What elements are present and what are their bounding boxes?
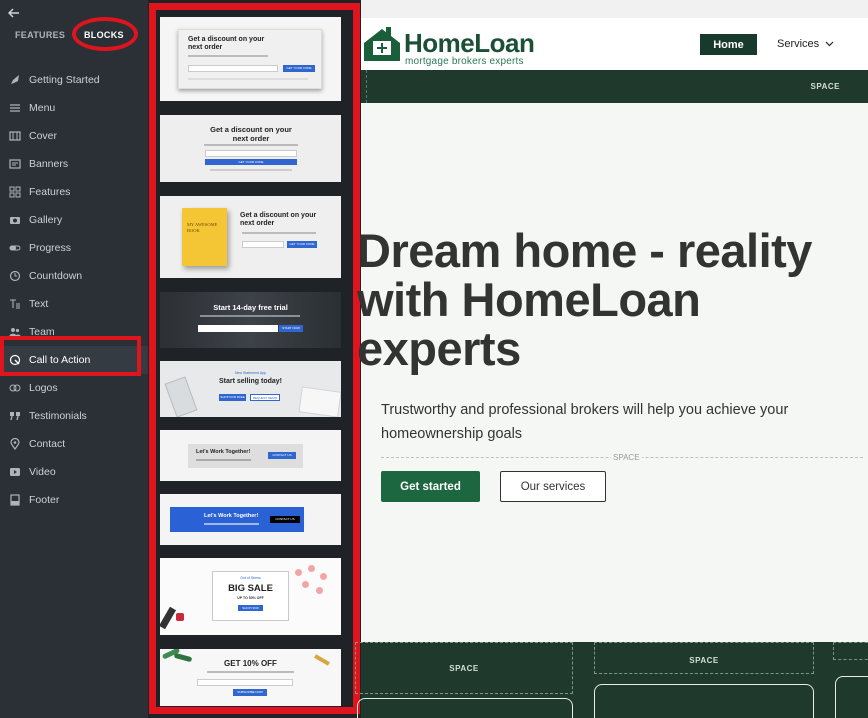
footer-icon <box>8 493 22 507</box>
spacer-section: SPACE <box>361 70 868 103</box>
highlight-box <box>0 336 141 376</box>
progress-icon <box>8 241 22 255</box>
sidebar-item-label: Testimonials <box>29 410 87 422</box>
sidebar-item-label: Cover <box>29 130 58 142</box>
sidebar-item-logos[interactable]: Logos <box>0 374 148 402</box>
features-grid-icon <box>8 185 22 199</box>
spacer-card: SPACE <box>355 642 573 694</box>
space-label: SPACE <box>810 82 840 91</box>
site-logo-title[interactable]: HomeLoan <box>404 28 535 59</box>
sidebar-item-getting-started[interactable]: Getting Started <box>0 66 148 94</box>
service-card[interactable] <box>357 698 573 718</box>
sidebar-item-text[interactable]: Text <box>0 290 148 318</box>
sidebar-item-label: Footer <box>29 494 60 506</box>
sidebar-item-label: Features <box>29 186 71 198</box>
sidebar-item-cover[interactable]: Cover <box>0 122 148 150</box>
nav-services-label: Services <box>777 38 820 50</box>
sidebar-item-footer[interactable]: Footer <box>0 486 148 514</box>
nav-services-link[interactable]: Services <box>777 38 834 50</box>
banner-icon <box>8 157 22 171</box>
cover-icon <box>8 129 22 143</box>
editor-root: FEATURES BLOCKS Getting Started Menu Cov… <box>0 0 868 718</box>
sidebar-item-banners[interactable]: Banners <box>0 150 148 178</box>
tab-features[interactable]: FEATURES <box>15 30 65 40</box>
space-label: SPACE <box>449 664 479 673</box>
block-category-list: Getting Started Menu Cover Banners Featu… <box>0 66 148 514</box>
hero-subtitle: Trustworthy and professional brokers wil… <box>381 402 789 442</box>
camera-icon <box>8 213 22 227</box>
spacer-card: SPACE <box>594 642 814 674</box>
sidebar-item-contact[interactable]: Contact <box>0 430 148 458</box>
spacer-dashed-edge <box>361 70 367 103</box>
sidebar-item-video[interactable]: Video <box>0 458 148 486</box>
services-section: SPACE SPACE <box>355 642 868 718</box>
canvas-top-strip <box>361 0 868 18</box>
sidebar-item-countdown[interactable]: Countdown <box>0 262 148 290</box>
service-card[interactable] <box>835 676 868 718</box>
blocks-sidebar: FEATURES BLOCKS Getting Started Menu Cov… <box>0 0 148 718</box>
house-logo-icon <box>362 27 402 68</box>
sidebar-item-label: Countdown <box>29 270 83 282</box>
space-label: SPACE <box>689 656 719 665</box>
menu-icon <box>8 101 22 115</box>
video-icon <box>8 465 22 479</box>
sidebar-item-gallery[interactable]: Gallery <box>0 206 148 234</box>
sidebar-item-label: Text <box>29 298 49 310</box>
back-arrow-icon[interactable] <box>7 6 20 22</box>
sidebar-item-testimonials[interactable]: Testimonials <box>0 402 148 430</box>
site-navbar: HomeLoan mortgage brokers experts Home S… <box>361 18 868 70</box>
text-icon <box>8 297 22 311</box>
logos-icon <box>8 381 22 395</box>
sidebar-item-features[interactable]: Features <box>0 178 148 206</box>
rocket-icon <box>8 73 22 87</box>
sidebar-item-menu[interactable]: Menu <box>0 94 148 122</box>
sidebar-item-label: Contact <box>29 438 66 450</box>
space-label: SPACE <box>611 453 642 462</box>
highlight-box <box>149 3 360 714</box>
sidebar-item-label: Getting Started <box>29 74 100 86</box>
sidebar-item-label: Banners <box>29 158 69 170</box>
our-services-button[interactable]: Our services <box>500 471 606 502</box>
spacer-card <box>833 642 868 660</box>
nav-home-link[interactable]: Home <box>700 34 757 55</box>
sidebar-item-label: Logos <box>29 382 58 394</box>
clock-icon <box>8 269 22 283</box>
sidebar-item-label: Menu <box>29 102 56 114</box>
sidebar-item-label: Gallery <box>29 214 63 226</box>
sidebar-item-label: Progress <box>29 242 72 254</box>
location-pin-icon <box>8 437 22 451</box>
sidebar-item-label: Video <box>29 466 56 478</box>
site-logo-subtitle: mortgage brokers experts <box>405 56 524 67</box>
chevron-down-icon <box>825 41 834 47</box>
quote-icon <box>8 409 22 423</box>
highlight-oval <box>72 17 138 51</box>
hero-title: Dream home - reality with HomeLoan exper… <box>357 224 812 375</box>
get-started-button[interactable]: Get started <box>381 471 480 502</box>
service-card[interactable] <box>594 684 814 718</box>
sidebar-item-progress[interactable]: Progress <box>0 234 148 262</box>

☆ ☆ ☆

◆ Aim of the task ◆
Can you rewrite the data, starting with the line containing "footer-icon <box>8 493 22 507</box>" and going on through the line containing "sidebar-item-label: Cover <box>29", with "Testimonials" changed to "Reviews" and nothing else altered? Return only those lines.

◆ Output for this exercise ◆
footer-icon <box>8 493 22 507</box>
spacer-section: SPACE <box>361 70 868 103</box>
highlight-box <box>0 336 141 376</box>
progress-icon <box>8 241 22 255</box>
sidebar-item-label: Reviews <box>29 410 87 422</box>
sidebar-item-label: Cover <box>29 130 58 142</box>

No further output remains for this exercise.